■ Materials provided
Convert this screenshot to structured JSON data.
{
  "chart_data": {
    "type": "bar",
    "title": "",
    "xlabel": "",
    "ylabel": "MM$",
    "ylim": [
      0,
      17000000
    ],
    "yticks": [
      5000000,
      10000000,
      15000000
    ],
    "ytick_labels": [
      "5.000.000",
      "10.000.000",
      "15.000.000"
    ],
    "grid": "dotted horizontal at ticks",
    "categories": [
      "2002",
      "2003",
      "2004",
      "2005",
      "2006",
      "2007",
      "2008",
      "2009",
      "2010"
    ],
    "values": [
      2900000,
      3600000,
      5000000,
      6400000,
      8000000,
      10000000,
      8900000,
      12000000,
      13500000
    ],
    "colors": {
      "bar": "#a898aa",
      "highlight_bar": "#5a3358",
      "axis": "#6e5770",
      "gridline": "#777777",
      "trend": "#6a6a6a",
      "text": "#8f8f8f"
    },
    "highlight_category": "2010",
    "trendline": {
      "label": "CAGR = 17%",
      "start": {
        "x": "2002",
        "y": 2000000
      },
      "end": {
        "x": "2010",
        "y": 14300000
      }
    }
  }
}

■ What the exercise asks
Copy out each line exactly.

■ Output below
Convert this screenshot to structured JSON data.
{
  "chart_data": {
    "type": "bar",
    "title": "",
    "xlabel": "",
    "ylabel": "MM$",
    "ylim": [
      0,
      17000000
    ],
    "yticks": [
      5000000,
      10000000,
      15000000
    ],
    "ytick_labels": [
      "5.000.000",
      "10.000.000",
      "15.000.000"
    ],
    "grid": "dotted horizontal at ticks",
    "categories": [
      "2002",
      "2003",
      "2004",
      "2005",
      "2006",
      "2007",
      "2008",
      "2009",
      "2010"
    ],
    "values": [
      2900000,
      3600000,
      5000000,
      6400000,
      8000000,
      10000000,
      8900000,
      12000000,
      13500000
    ],
    "colors": {
      "bar": "#a898aa",
      "highlight_bar": "#5a3358",
      "axis": "#6e5770",
      "gridline": "#777777",
      "trend": "#6a6a6a",
      "text": "#8f8f8f"
    },
    "highlight_category": "2010",
    "trendline": {
      "label": "CAGR = 17%",
      "start": {
        "x": "2002",
        "y": 2000000
      },
      "end": {
        "x": "2010",
        "y": 14300000
      }
    }
  }
}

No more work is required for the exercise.